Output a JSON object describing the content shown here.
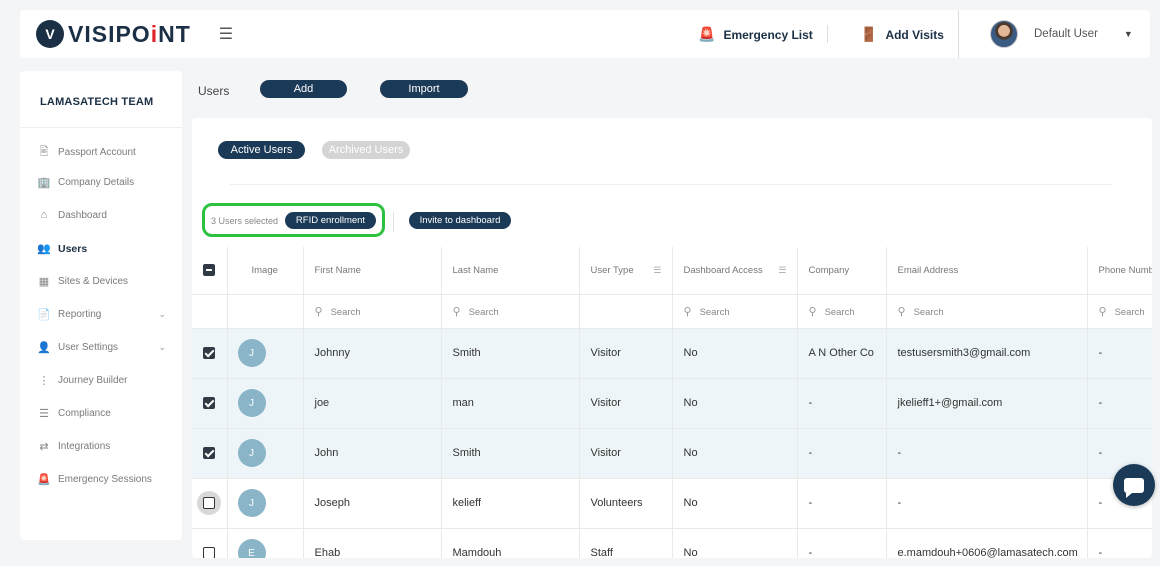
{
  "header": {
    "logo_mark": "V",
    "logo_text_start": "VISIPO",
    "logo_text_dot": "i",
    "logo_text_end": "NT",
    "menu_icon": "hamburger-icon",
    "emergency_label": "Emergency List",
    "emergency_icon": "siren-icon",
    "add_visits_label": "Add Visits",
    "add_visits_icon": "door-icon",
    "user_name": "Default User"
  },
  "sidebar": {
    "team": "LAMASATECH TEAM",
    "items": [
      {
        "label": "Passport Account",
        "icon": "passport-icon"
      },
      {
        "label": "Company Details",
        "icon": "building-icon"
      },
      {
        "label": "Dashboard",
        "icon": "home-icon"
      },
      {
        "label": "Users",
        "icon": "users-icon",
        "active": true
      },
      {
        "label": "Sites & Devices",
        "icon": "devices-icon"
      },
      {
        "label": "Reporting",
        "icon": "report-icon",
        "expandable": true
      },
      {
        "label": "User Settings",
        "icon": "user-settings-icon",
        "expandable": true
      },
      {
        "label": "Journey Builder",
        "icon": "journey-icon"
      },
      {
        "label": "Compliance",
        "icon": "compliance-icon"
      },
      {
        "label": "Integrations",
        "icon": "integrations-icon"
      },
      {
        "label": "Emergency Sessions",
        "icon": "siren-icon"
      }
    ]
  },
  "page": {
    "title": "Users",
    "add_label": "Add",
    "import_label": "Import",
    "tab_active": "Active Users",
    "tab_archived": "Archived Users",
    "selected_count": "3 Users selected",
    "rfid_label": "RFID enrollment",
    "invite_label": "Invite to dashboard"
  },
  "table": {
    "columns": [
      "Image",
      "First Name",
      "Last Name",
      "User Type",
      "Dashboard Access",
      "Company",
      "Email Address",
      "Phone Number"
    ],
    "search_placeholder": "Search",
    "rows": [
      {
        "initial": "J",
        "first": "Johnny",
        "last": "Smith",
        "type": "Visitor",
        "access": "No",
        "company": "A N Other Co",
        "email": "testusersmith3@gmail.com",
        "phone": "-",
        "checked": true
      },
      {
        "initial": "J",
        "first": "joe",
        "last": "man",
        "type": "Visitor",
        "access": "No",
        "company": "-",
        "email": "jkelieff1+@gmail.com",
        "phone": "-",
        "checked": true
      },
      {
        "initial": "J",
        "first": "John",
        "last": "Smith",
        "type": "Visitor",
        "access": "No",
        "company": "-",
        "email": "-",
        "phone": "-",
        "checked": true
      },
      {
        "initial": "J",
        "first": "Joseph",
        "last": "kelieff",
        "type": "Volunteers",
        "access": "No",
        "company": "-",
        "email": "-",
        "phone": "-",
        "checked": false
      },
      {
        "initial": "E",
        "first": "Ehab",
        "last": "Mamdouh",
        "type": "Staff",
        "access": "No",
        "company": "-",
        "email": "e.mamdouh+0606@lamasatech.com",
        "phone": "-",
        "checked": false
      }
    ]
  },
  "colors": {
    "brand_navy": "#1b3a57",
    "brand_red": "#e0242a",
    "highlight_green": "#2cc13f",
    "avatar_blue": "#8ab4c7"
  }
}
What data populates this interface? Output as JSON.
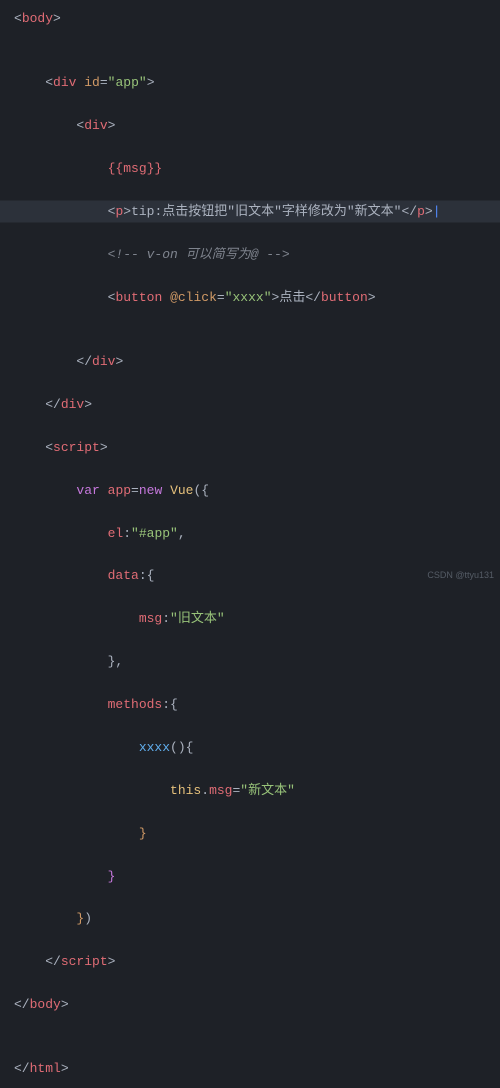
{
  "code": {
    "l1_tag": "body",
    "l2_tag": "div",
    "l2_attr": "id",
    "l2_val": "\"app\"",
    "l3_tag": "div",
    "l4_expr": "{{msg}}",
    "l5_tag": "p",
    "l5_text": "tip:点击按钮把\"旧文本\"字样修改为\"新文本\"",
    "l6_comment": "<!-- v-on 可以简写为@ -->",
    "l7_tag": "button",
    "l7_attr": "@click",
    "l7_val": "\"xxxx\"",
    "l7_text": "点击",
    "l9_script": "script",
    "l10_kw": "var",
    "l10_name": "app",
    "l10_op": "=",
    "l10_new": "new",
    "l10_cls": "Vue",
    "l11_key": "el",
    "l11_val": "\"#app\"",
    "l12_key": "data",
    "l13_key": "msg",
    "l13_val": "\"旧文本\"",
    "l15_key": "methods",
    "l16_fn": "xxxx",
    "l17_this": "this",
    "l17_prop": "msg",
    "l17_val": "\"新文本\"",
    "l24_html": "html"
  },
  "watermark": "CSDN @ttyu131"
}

_SET TASK_. Search the lines above for the string "data", then show every one that has it.

_ANSWER_.
What data populates this interface? Output as JSON.
    "l12_key": "data",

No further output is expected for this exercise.